» What to produce:
Copy out the listing that follows, exact in every word, and skip the images.

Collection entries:

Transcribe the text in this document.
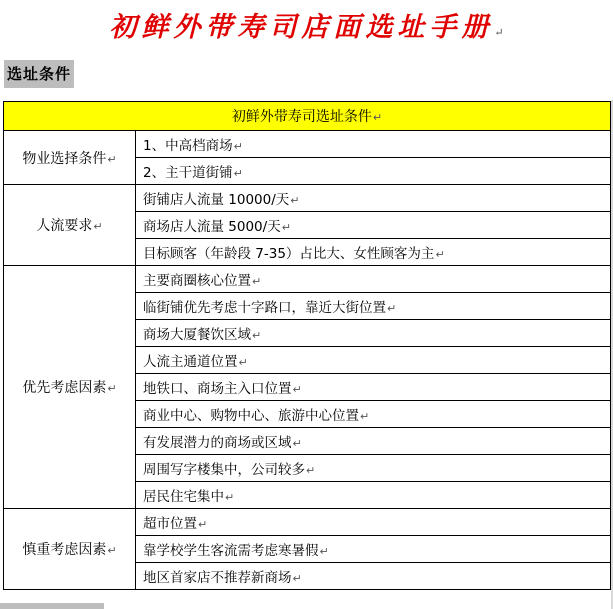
初鲜外带寿司店面选址手册↵
选址条件
初鲜外带寿司选址条件↵	
物业选择条件↵	1、中高档商场↵
	2、主干道街铺↵
人流要求↵	街铺店人流量 10000/天↵
	商场店人流量 5000/天↵
	目标顾客（年龄段 7-35）占比大、女性顾客为主↵
优先考虑因素↵	主要商圈核心位置↵
	临街铺优先考虑十字路口，靠近大街位置↵
	商场大厦餐饮区域↵
	人流主通道位置↵
	地铁口、商场主入口位置↵
	商业中心、购物中心、旅游中心位置↵
	有发展潜力的商场或区域↵
	周围写字楼集中，公司较多↵
	居民住宅集中↵
慎重考虑因素↵	超市位置↵
	靠学校学生客流需考虑寒暑假↵
	地区首家店不推荐新商场↵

» Full output:
Transcribe the text in this document.
初鲜外带寿司店面选址手册↵
选址条件
初鲜外带寿司选址条件↵	
物业选择条件↵	1、中高档商场↵
	2、主干道街铺↵
人流要求↵	街铺店人流量 10000/天↵
	商场店人流量 5000/天↵
	目标顾客（年龄段 7-35）占比大、女性顾客为主↵
优先考虑因素↵	主要商圈核心位置↵
	临街铺优先考虑十字路口，靠近大街位置↵
	商场大厦餐饮区域↵
	人流主通道位置↵
	地铁口、商场主入口位置↵
	商业中心、购物中心、旅游中心位置↵
	有发展潜力的商场或区域↵
	周围写字楼集中，公司较多↵
	居民住宅集中↵
慎重考虑因素↵	超市位置↵
	靠学校学生客流需考虑寒暑假↵
	地区首家店不推荐新商场↵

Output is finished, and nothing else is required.